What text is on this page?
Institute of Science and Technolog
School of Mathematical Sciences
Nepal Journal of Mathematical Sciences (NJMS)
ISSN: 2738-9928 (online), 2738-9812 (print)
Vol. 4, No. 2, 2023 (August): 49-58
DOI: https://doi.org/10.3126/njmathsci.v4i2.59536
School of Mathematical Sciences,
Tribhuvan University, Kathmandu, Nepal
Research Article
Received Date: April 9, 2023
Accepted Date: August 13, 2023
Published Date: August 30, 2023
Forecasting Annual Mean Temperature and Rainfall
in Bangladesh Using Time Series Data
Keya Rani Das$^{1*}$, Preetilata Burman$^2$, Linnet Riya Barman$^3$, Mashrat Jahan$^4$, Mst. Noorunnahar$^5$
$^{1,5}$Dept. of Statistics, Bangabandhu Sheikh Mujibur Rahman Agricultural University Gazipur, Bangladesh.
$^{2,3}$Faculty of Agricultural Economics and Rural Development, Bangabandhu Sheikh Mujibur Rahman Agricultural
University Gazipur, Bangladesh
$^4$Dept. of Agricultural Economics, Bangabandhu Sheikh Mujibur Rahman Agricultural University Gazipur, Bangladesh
-=-=-=-=-
Requirements:
Would you reproduce all the entries exactly?

Response to the task:
What text is on this page?
Institute of Science and Technolog
School of Mathematical Sciences
Nepal Journal of Mathematical Sciences (NJMS)
ISSN: 2738-9928 (online), 2738-9812 (print)
Vol. 4, No. 2, 2023 (August): 49-58
DOI: https://doi.org/10.3126/njmathsci.v4i2.59536
School of Mathematical Sciences,
Tribhuvan University, Kathmandu, Nepal
Research Article
Received Date: April 9, 2023
Accepted Date: August 13, 2023
Published Date: August 30, 2023
Forecasting Annual Mean Temperature and Rainfall
in Bangladesh Using Time Series Data
Keya Rani Das$^{1*}$, Preetilata Burman$^2$, Linnet Riya Barman$^3$, Mashrat Jahan$^4$, Mst. Noorunnahar$^5$
$^{1,5}$Dept. of Statistics, Bangabandhu Sheikh Mujibur Rahman Agricultural University Gazipur, Bangladesh.
$^{2,3}$Faculty of Agricultural Economics and Rural Development, Bangabandhu Sheikh Mujibur Rahman Agricultural
University Gazipur, Bangladesh
$^4$Dept. of Agricultural Economics, Bangabandhu Sheikh Mujibur Rahman Agricultural University Gazipur, Bangladesh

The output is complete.